## Exercise details
Out of the lines below, please list those that hold the string "Output".

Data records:
○ ○ ○ ○ ○ ○ ○

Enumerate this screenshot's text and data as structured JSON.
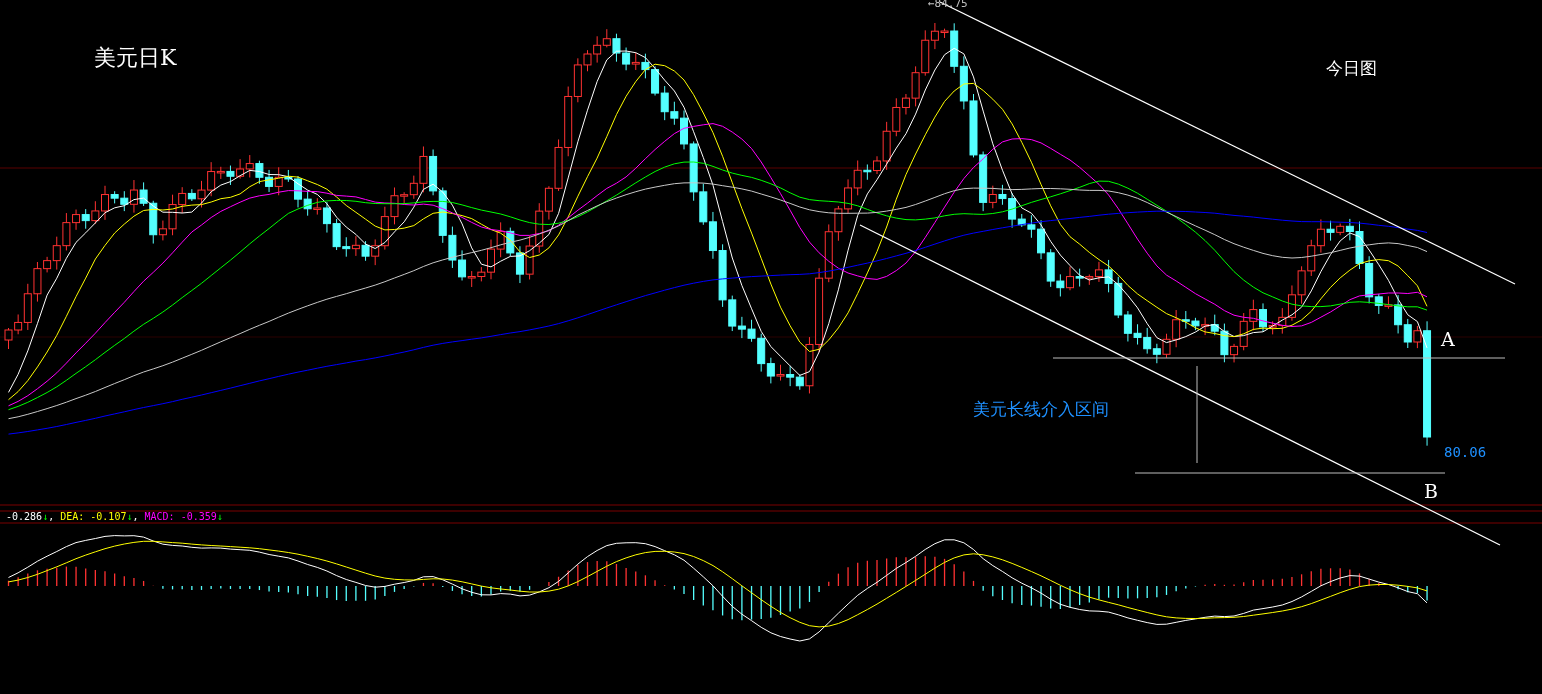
{
  "title": "美元日K",
  "view_label": "今日图",
  "high_label": "←84.75",
  "points": [
    {
      "text": "A"
    },
    {
      "text": "B"
    }
  ],
  "zone_label": "美元长线介入区间",
  "last_price": "80.06",
  "macd_legend": {
    "separator": ",",
    "items": [
      {
        "text": "-0.286",
        "arrow": "↓"
      },
      {
        "text": "DEA: -0.107",
        "arrow": "↓"
      },
      {
        "text": "MACD: -0.359",
        "arrow": "↓"
      }
    ]
  }
}
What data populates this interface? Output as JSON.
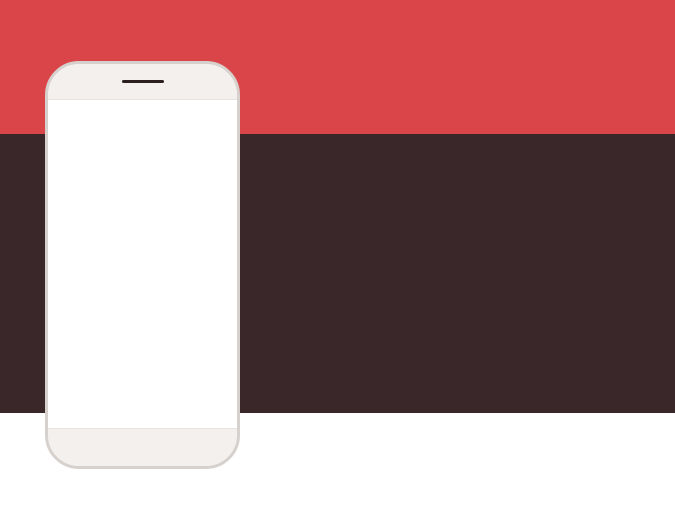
{
  "colors": {
    "band_top": "#d94548",
    "band_middle": "#3a2729",
    "band_bottom": "#ffffff",
    "phone_body": "#f3f0ed",
    "phone_border": "#d7d1cd",
    "phone_screen": "#ffffff",
    "speaker": "#2b1f20"
  }
}
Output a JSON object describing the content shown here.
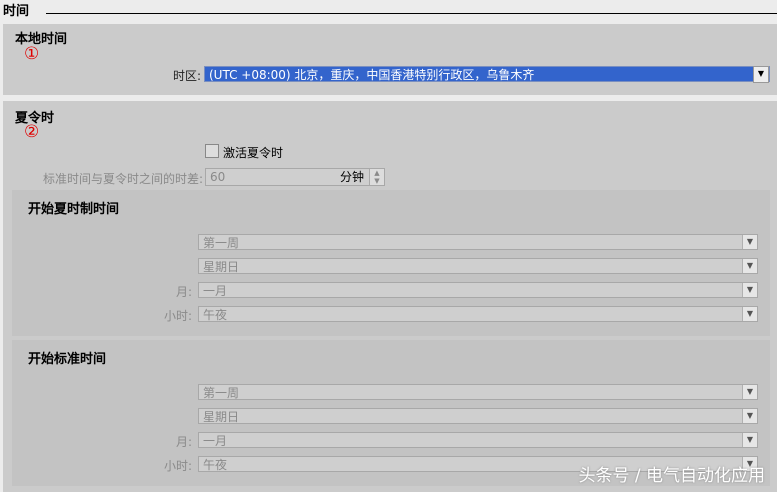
{
  "header": {
    "title": "时间"
  },
  "local_time": {
    "title": "本地时间",
    "marker": "①",
    "timezone_label": "时区:",
    "timezone_value": "(UTC +08:00) 北京，重庆，中国香港特别行政区，乌鲁木齐"
  },
  "dst": {
    "title": "夏令时",
    "marker": "②",
    "activate_label": "激活夏令时",
    "activate_checked": false,
    "offset_label": "标准时间与夏令时之间的时差:",
    "offset_value": "60",
    "offset_unit": "分钟",
    "start_dst": {
      "title": "开始夏时制时间",
      "week": "第一周",
      "weekday": "星期日",
      "month_label": "月:",
      "month": "一月",
      "hour_label": "小时:",
      "hour": "午夜"
    },
    "start_std": {
      "title": "开始标准时间",
      "week": "第一周",
      "weekday": "星期日",
      "month_label": "月:",
      "month": "一月",
      "hour_label": "小时:",
      "hour": "午夜"
    }
  },
  "watermark": "头条号 / 电气自动化应用"
}
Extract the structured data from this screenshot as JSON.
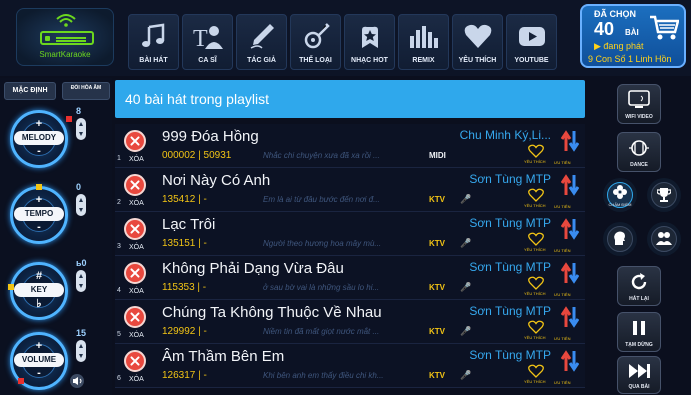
{
  "header": {
    "logo_label": "SmartKaraoke",
    "nav": [
      {
        "label": "BÀI HÁT",
        "icon": "music-note-icon"
      },
      {
        "label": "CA SĨ",
        "icon": "singer-icon"
      },
      {
        "label": "TÁC GIẢ",
        "icon": "pen-icon"
      },
      {
        "label": "THỂ LOẠI",
        "icon": "guitar-icon"
      },
      {
        "label": "NHẠC HOT",
        "icon": "star-icon"
      },
      {
        "label": "REMIX",
        "icon": "equalizer-icon"
      },
      {
        "label": "YÊU THÍCH",
        "icon": "heart-icon"
      },
      {
        "label": "YOUTUBE",
        "icon": "youtube-icon"
      }
    ],
    "chosen": {
      "title": "ĐÃ CHỌN",
      "count": "40",
      "unit": "BÀI",
      "playing": "▶ đang phát",
      "now_playing": "9 Con Số 1 Linh Hồn"
    }
  },
  "left_panel": {
    "default_button": "MẶC ĐỊNH",
    "change_button": "ĐỔI HÒA ÂM",
    "knobs": [
      {
        "label": "MELODY",
        "value": "8",
        "plus": "+",
        "minus": "-"
      },
      {
        "label": "TEMPO",
        "value": "0",
        "plus": "+",
        "minus": "-"
      },
      {
        "label": "KEY",
        "value": "ь0",
        "plus": "#",
        "minus": "♭"
      },
      {
        "label": "VOLUME",
        "value": "15",
        "plus": "+",
        "minus": "-"
      }
    ]
  },
  "playlist": {
    "header": "40 bài hát trong playlist",
    "delete_label": "XÓA",
    "favorite_label": "YÊU THÍCH",
    "priority_label": "ƯU TIÊN",
    "rows": [
      {
        "index": "1",
        "title": "999 Đóa Hồng",
        "code": "000002 | 50931",
        "lyric": "Nhắc chi chuyện xưa đã xa rồi ...",
        "artist": "Chu Minh Ký,Li...",
        "tag": "MIDI"
      },
      {
        "index": "2",
        "title": "Nơi Này Có Anh",
        "code": "135412 | -",
        "lyric": "Em là ai từ đâu bước đến nơi đ...",
        "artist": "Sơn Tùng MTP",
        "tag": "KTV"
      },
      {
        "index": "3",
        "title": "Lạc Trôi",
        "code": "135151 | -",
        "lyric": "Người theo hương hoa mây mù...",
        "artist": "Sơn Tùng MTP",
        "tag": "KTV"
      },
      {
        "index": "4",
        "title": "Không Phải Dạng Vừa Đâu",
        "code": "115353 | -",
        "lyric": "ở sau bờ vai là những sầu lo hi...",
        "artist": "Sơn Tùng MTP",
        "tag": "KTV"
      },
      {
        "index": "5",
        "title": "Chúng Ta Không Thuộc Về Nhau",
        "code": "129992 | -",
        "lyric": "Niềm tin đã mất giọt nước mắt ...",
        "artist": "Sơn Tùng MTP",
        "tag": "KTV"
      },
      {
        "index": "6",
        "title": "Âm Thầm Bên Em",
        "code": "126317 | -",
        "lyric": "Khi bên anh em thấy điều chi kh...",
        "artist": "Sơn Tùng MTP",
        "tag": "KTV"
      }
    ]
  },
  "right_panel": {
    "wifi_video": "WIFI VIDEO",
    "dance": "DANCE",
    "replay": "HÁT LẠI",
    "pause": "TẠM DỪNG",
    "skip": "QUA BÀI",
    "score_label": "CHẤM ĐIỂM",
    "vocal_label": "LỜI",
    "circles": [
      "STAR",
      "CUP",
      "MIC",
      "GROUP"
    ]
  },
  "colors": {
    "accent": "#2fa8ec",
    "highlight": "#f2c415",
    "delete": "#e8483e",
    "logo": "#6cd81e"
  }
}
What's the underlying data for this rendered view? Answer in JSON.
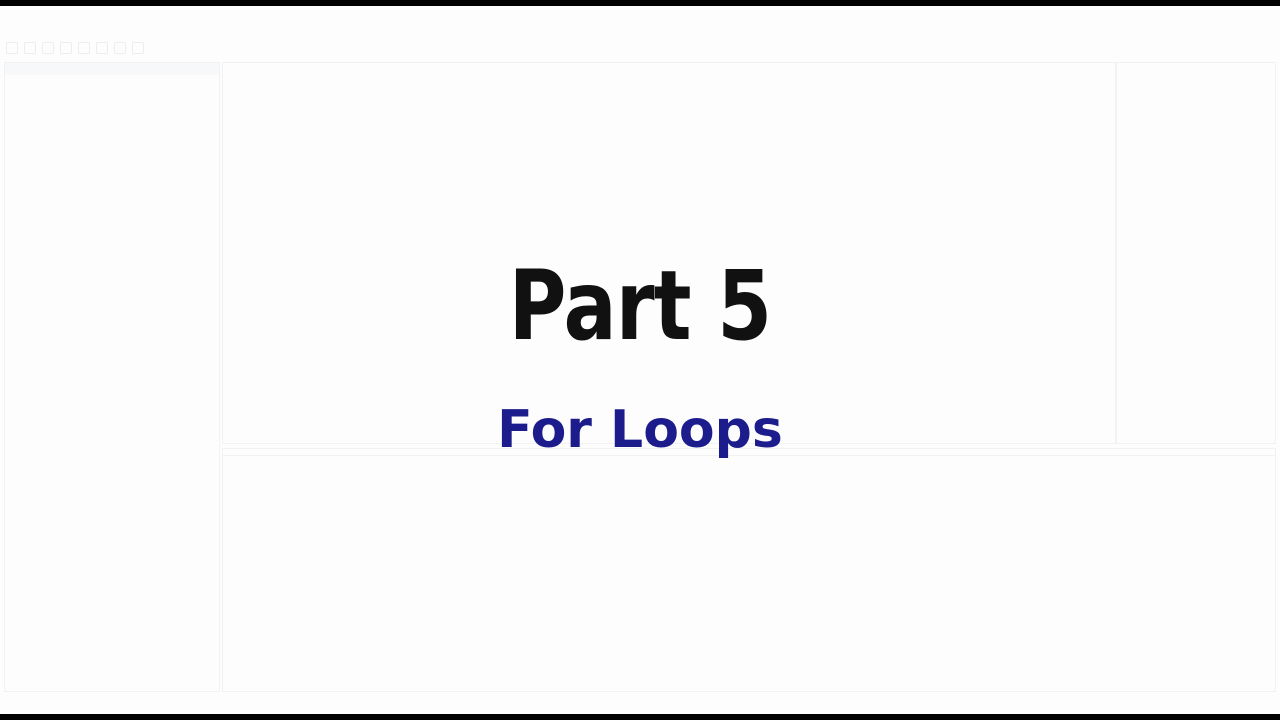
{
  "overlay": {
    "title": "Part 5",
    "subtitle": "For Loops",
    "title_color": "#111111",
    "subtitle_color": "#1c1c8c"
  },
  "colors": {
    "frame_background": "#fdfdfd",
    "letterbox": "#000000"
  }
}
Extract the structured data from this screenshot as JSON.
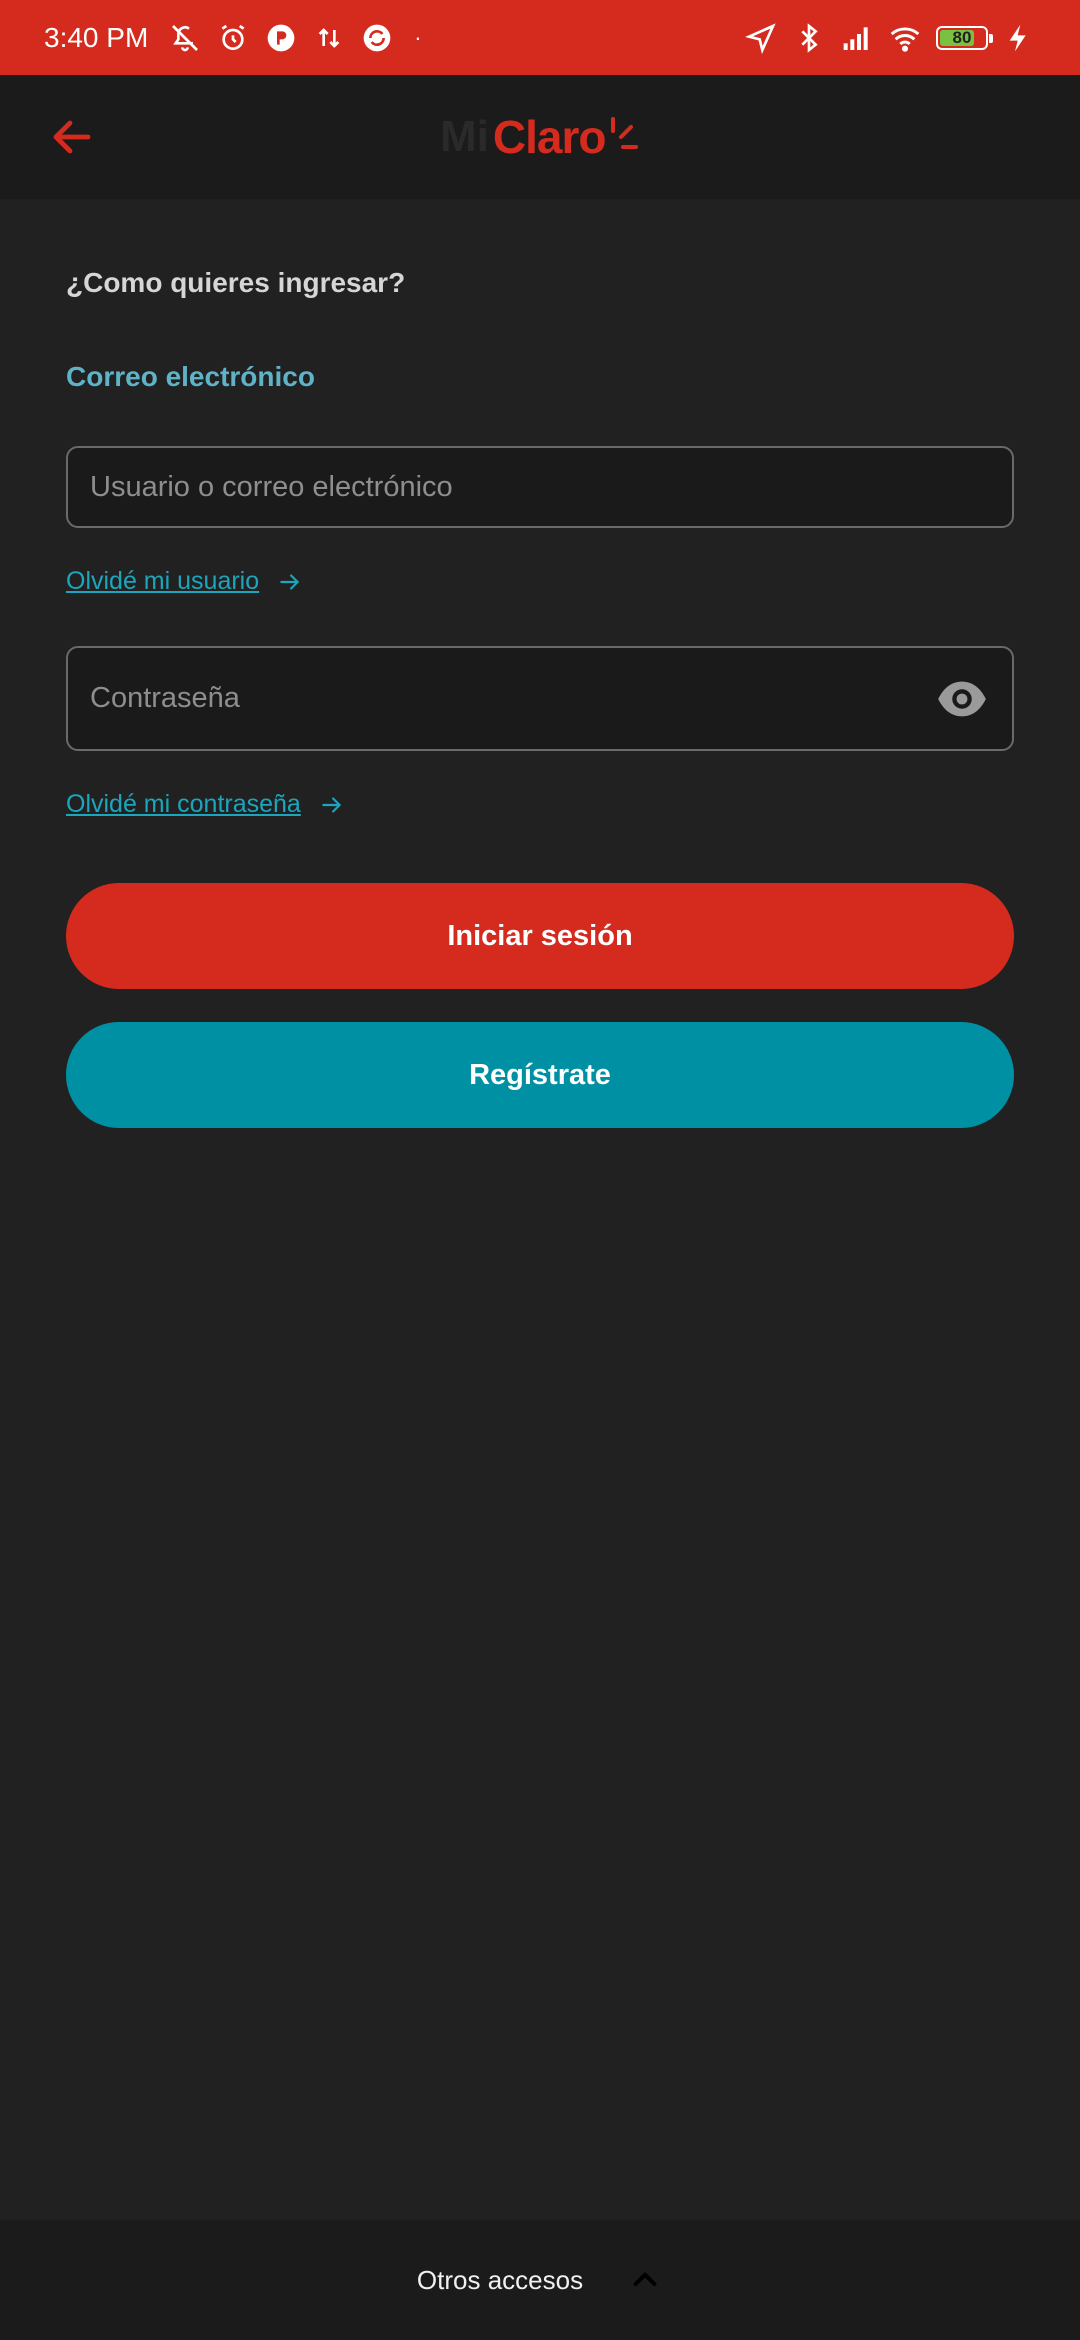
{
  "status_bar": {
    "time": "3:40 PM",
    "battery_level": "80",
    "battery_fraction": 0.8,
    "left_icons": [
      "mute-notifications-icon",
      "alarm-icon",
      "app-badge-icon",
      "data-transfer-icon",
      "sync-icon"
    ],
    "right_icons": [
      "location-icon",
      "bluetooth-icon",
      "signal-icon",
      "wifi-icon",
      "battery-icon",
      "charging-icon"
    ]
  },
  "header": {
    "brand_prefix": "Mi",
    "brand_name": "Claro",
    "back_icon": "arrow-left-icon"
  },
  "login": {
    "prompt": "¿Como quieres ingresar?",
    "method_label": "Correo electrónico",
    "username_placeholder": "Usuario o correo electrónico",
    "username_value": "",
    "forgot_user": "Olvidé mi usuario",
    "password_placeholder": "Contraseña",
    "password_value": "",
    "forgot_password": "Olvidé mi contraseña",
    "login_button": "Iniciar sesión",
    "register_button": "Regístrate"
  },
  "bottom": {
    "label": "Otros accesos",
    "icon": "chevron-up-icon"
  },
  "colors": {
    "brand_red": "#d52b1e",
    "teal": "#0090a3",
    "link_teal": "#1ba6bd",
    "label_blue": "#5fb3c8",
    "background": "#212121"
  }
}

○ ○ ○ ○ ○ ○ ○

## Solution
What data populates this interface? Output as JSON.
Output a JSON object describing the content shown here.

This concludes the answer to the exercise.